WHAT THIS TASK INVOLVES: Extract all lines that hold "name" from the records below.

AVAILABLE DATA:
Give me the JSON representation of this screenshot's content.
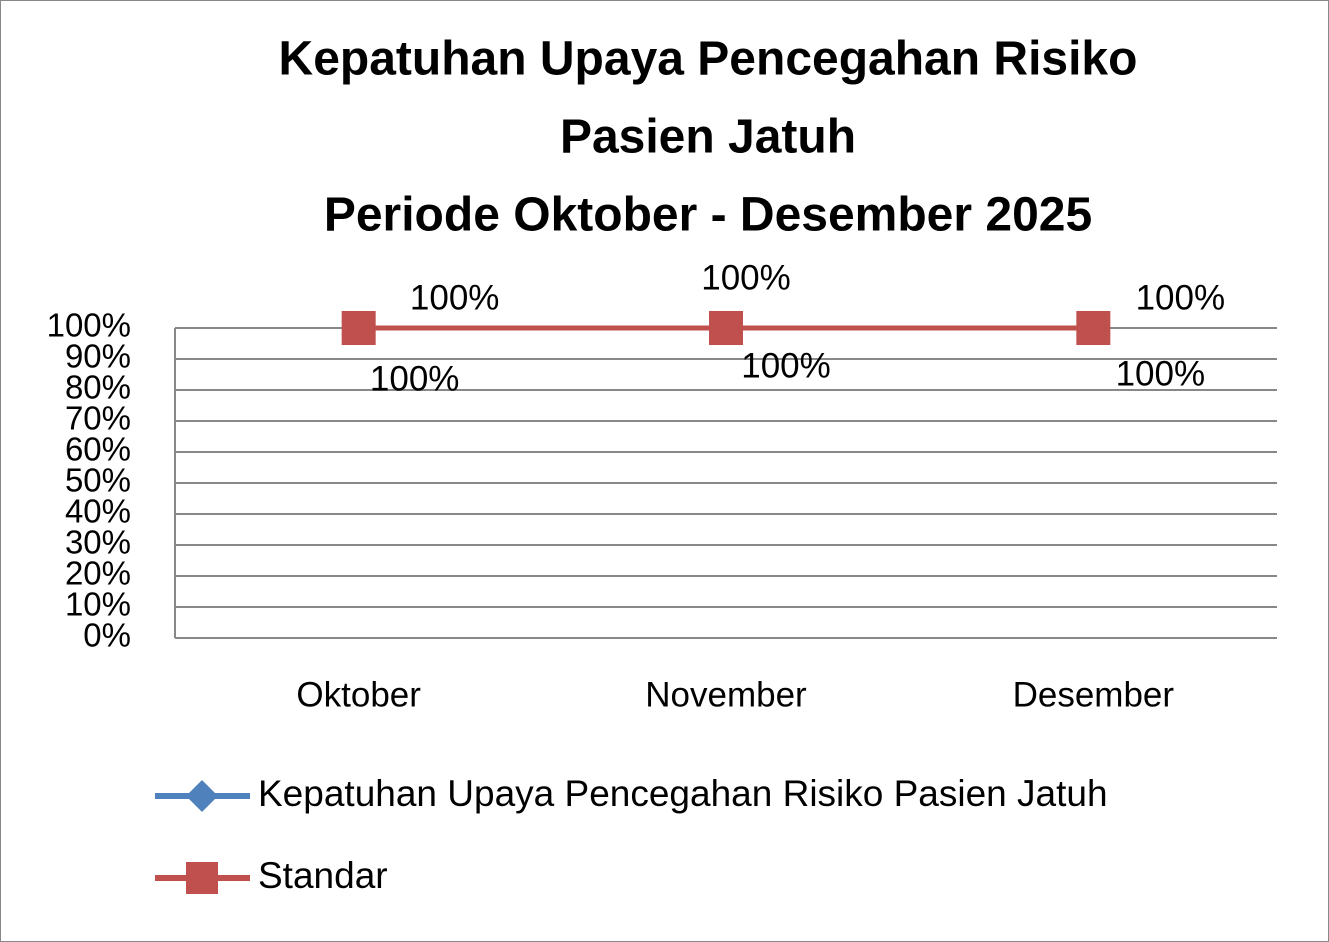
{
  "chart_data": {
    "type": "line",
    "title": [
      "Kepatuhan Upaya Pencegahan Risiko",
      "Pasien Jatuh",
      "Periode Oktober - Desember 2025"
    ],
    "categories": [
      "Oktober",
      "November",
      "Desember"
    ],
    "series": [
      {
        "name": "Kepatuhan Upaya Pencegahan Risiko Pasien Jatuh",
        "color": "#4f81bd",
        "marker": "diamond",
        "values": [
          100,
          100,
          100
        ],
        "value_labels": [
          "100%",
          "100%",
          "100%"
        ]
      },
      {
        "name": "Standar",
        "color": "#c0504d",
        "marker": "square",
        "values": [
          100,
          100,
          100
        ],
        "value_labels": [
          "100%",
          "100%",
          "100%"
        ]
      }
    ],
    "ylim": [
      0,
      100
    ],
    "yticks": [
      {
        "value": 0,
        "label": "0%"
      },
      {
        "value": 10,
        "label": "10%"
      },
      {
        "value": 20,
        "label": "20%"
      },
      {
        "value": 30,
        "label": "30%"
      },
      {
        "value": 40,
        "label": "40%"
      },
      {
        "value": 50,
        "label": "50%"
      },
      {
        "value": 60,
        "label": "60%"
      },
      {
        "value": 70,
        "label": "70%"
      },
      {
        "value": 80,
        "label": "80%"
      },
      {
        "value": 90,
        "label": "90%"
      },
      {
        "value": 100,
        "label": "100%"
      }
    ],
    "grid": true,
    "legend": "bottom"
  }
}
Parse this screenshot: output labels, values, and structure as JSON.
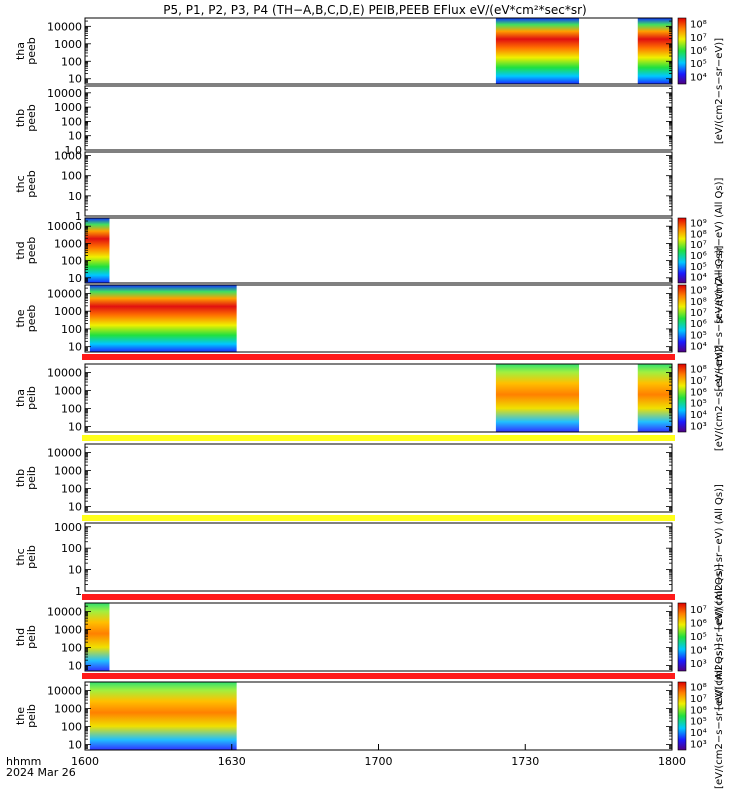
{
  "title": "P5, P1, P2, P3, P4 (TH−A,B,C,D,E) PEIB,PEEB EFlux eV/(eV*cm²*sec*sr)",
  "footer": {
    "hhmm": "hhmm",
    "date": "2024 Mar 26"
  },
  "colors": {
    "flag_red": "#ff1a1a",
    "flag_yellow": "#ffff1a"
  },
  "chart_data": {
    "type": "heatmap",
    "x_tick_labels": [
      "1600",
      "1630",
      "1700",
      "1730",
      "1800"
    ],
    "x_range": [
      "16:00",
      "18:00"
    ],
    "panels": [
      {
        "ylabel": [
          "tha",
          "peeb"
        ],
        "y_ticks": [
          "10",
          "100",
          "1000",
          "10000"
        ],
        "ylim": [
          5,
          30000
        ],
        "coverage": [
          [
            "17:24",
            "17:41"
          ],
          [
            "17:53",
            "18:00"
          ]
        ],
        "colorbar": {
          "labels": [
            "10⁴",
            "10⁵",
            "10⁶",
            "10⁷",
            "10⁸"
          ],
          "title": "[eV/(cm2−s−sr−eV)]"
        }
      },
      {
        "ylabel": [
          "thb",
          "peeb"
        ],
        "y_ticks": [
          "1.0",
          "10",
          "100",
          "1000",
          "10000"
        ],
        "ylim": [
          1,
          30000
        ],
        "coverage": []
      },
      {
        "ylabel": [
          "thc",
          "peeb"
        ],
        "y_ticks": [
          "1",
          "10",
          "100",
          "1000"
        ],
        "ylim": [
          1,
          1500
        ],
        "coverage": []
      },
      {
        "ylabel": [
          "thd",
          "peeb"
        ],
        "y_ticks": [
          "10",
          "100",
          "1000",
          "10000"
        ],
        "ylim": [
          5,
          30000
        ],
        "coverage": [
          [
            "16:00",
            "16:05"
          ]
        ],
        "colorbar": {
          "labels": [
            "10⁴",
            "10⁵",
            "10⁶",
            "10⁷",
            "10⁸",
            "10⁹"
          ],
          "title": "[eV/(cm2−s−sr−eV) (All Qs)]"
        }
      },
      {
        "ylabel": [
          "the",
          "peeb"
        ],
        "y_ticks": [
          "10",
          "100",
          "1000",
          "10000"
        ],
        "ylim": [
          5,
          30000
        ],
        "coverage": [
          [
            "16:01",
            "16:31"
          ]
        ],
        "flag": "red",
        "colorbar": {
          "labels": [
            "10⁴",
            "10⁵",
            "10⁶",
            "10⁷",
            "10⁸",
            "10⁹"
          ],
          "title": "[eV/(cm2−s−sr−eV) (All Qs)]"
        }
      },
      {
        "ylabel": [
          "tha",
          "peib"
        ],
        "y_ticks": [
          "10",
          "100",
          "1000",
          "10000"
        ],
        "ylim": [
          5,
          30000
        ],
        "coverage": [
          [
            "17:24",
            "17:41"
          ],
          [
            "17:53",
            "18:00"
          ]
        ],
        "flag": "yellow",
        "colorbar": {
          "labels": [
            "10³",
            "10⁴",
            "10⁵",
            "10⁶",
            "10⁷",
            "10⁸"
          ],
          "title": "[eV/(cm2−s−sr−eV)]"
        }
      },
      {
        "ylabel": [
          "thb",
          "peib"
        ],
        "y_ticks": [
          "10",
          "100",
          "1000",
          "10000"
        ],
        "ylim": [
          5,
          30000
        ],
        "coverage": [],
        "flag": "yellow"
      },
      {
        "ylabel": [
          "thc",
          "peib"
        ],
        "y_ticks": [
          "1",
          "10",
          "100",
          "1000"
        ],
        "ylim": [
          1,
          1500
        ],
        "coverage": [],
        "flag": "red",
        "colorbar": {
          "labels": [],
          "title": "[eV/(cm2−s−sr−eV) (All Qs)]"
        }
      },
      {
        "ylabel": [
          "thd",
          "peib"
        ],
        "y_ticks": [
          "10",
          "100",
          "1000",
          "10000"
        ],
        "ylim": [
          5,
          30000
        ],
        "coverage": [
          [
            "16:00",
            "16:05"
          ]
        ],
        "flag": "red",
        "colorbar": {
          "labels": [
            "10³",
            "10⁴",
            "10⁵",
            "10⁶",
            "10⁷"
          ],
          "title": "[eV/(cm2−s−sr−eV) (All Qs)]"
        }
      },
      {
        "ylabel": [
          "the",
          "peib"
        ],
        "y_ticks": [
          "10",
          "100",
          "1000",
          "10000"
        ],
        "ylim": [
          5,
          30000
        ],
        "coverage": [
          [
            "16:01",
            "16:31"
          ]
        ],
        "colorbar": {
          "labels": [
            "10³",
            "10⁴",
            "10⁵",
            "10⁶",
            "10⁷",
            "10⁸"
          ],
          "title": "[eV/(cm2−s−sr−eV) (All Qs)]"
        }
      }
    ]
  }
}
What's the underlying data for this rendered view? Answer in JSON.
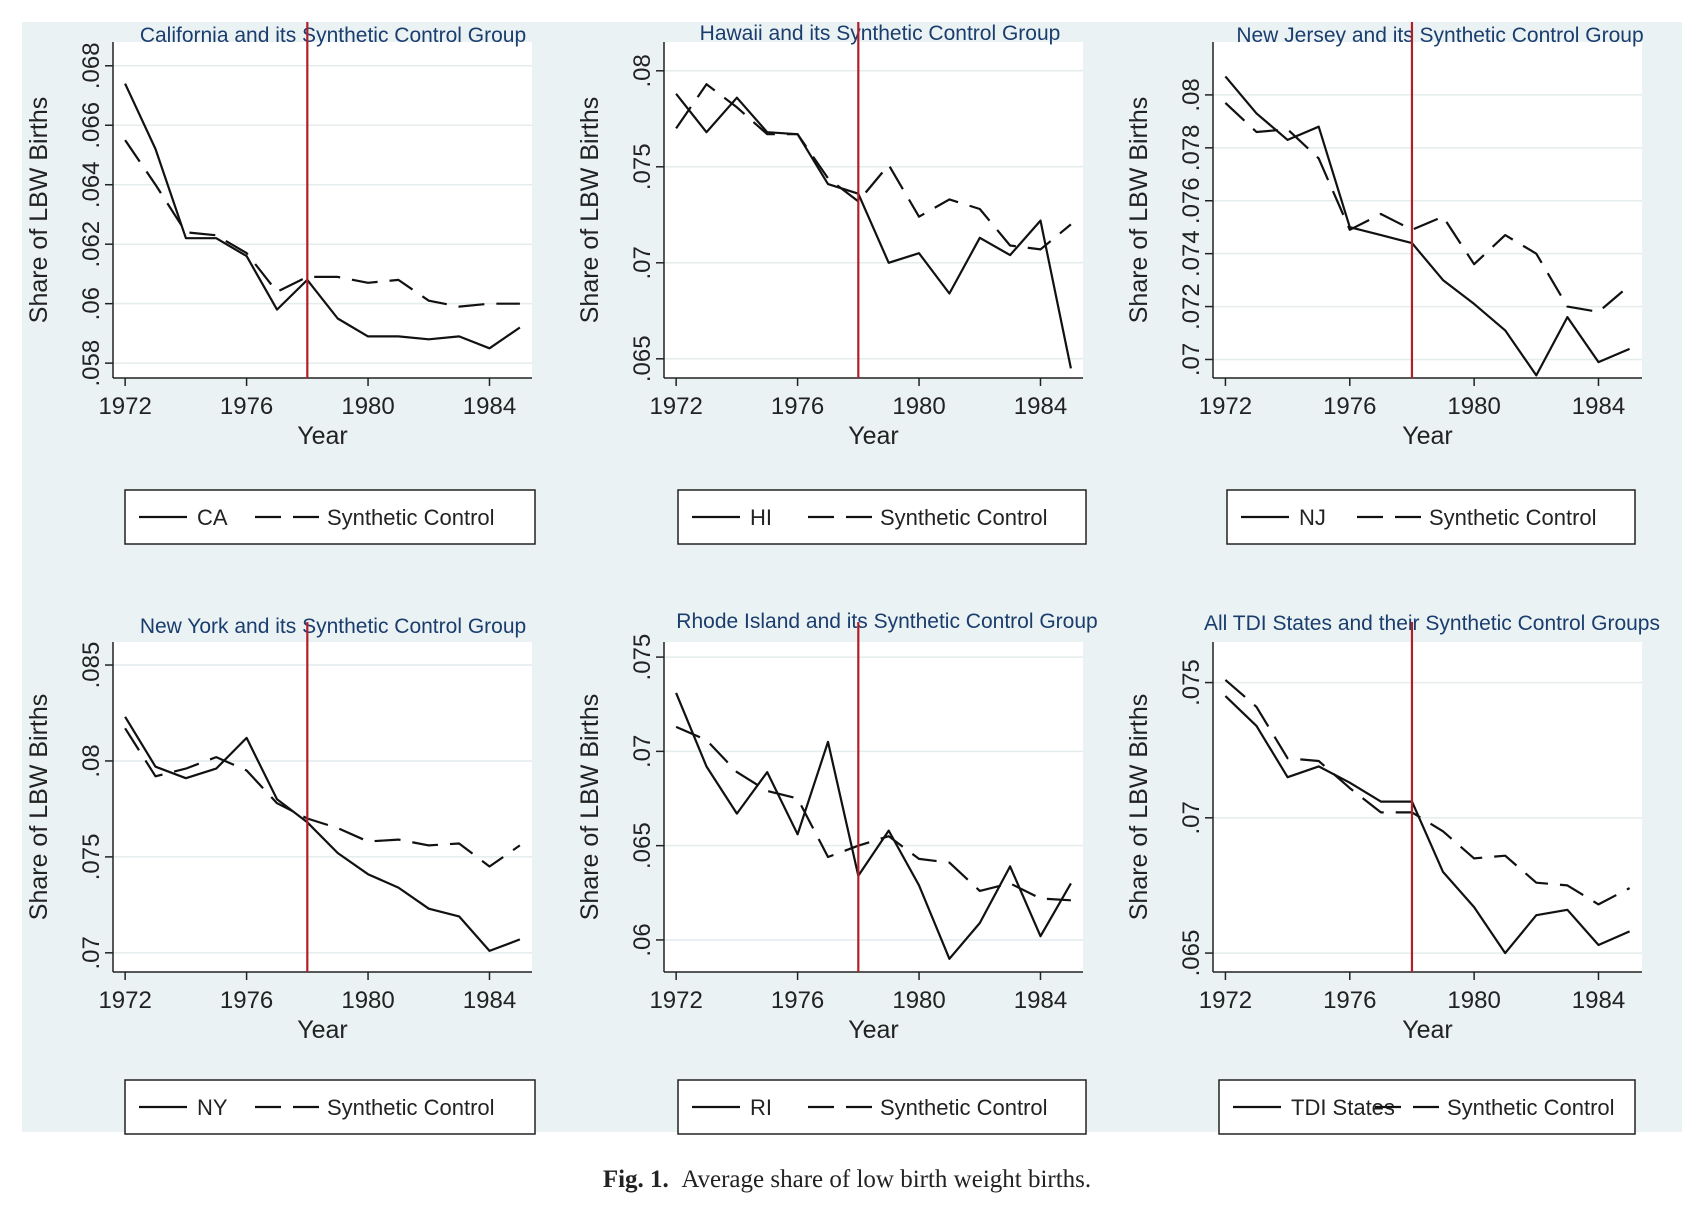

THE COMPLETED TASK:
        "name": "Kepatuhan Upaya Pencegahan Risiko Pasien Jatuh",
        "name": "Standar",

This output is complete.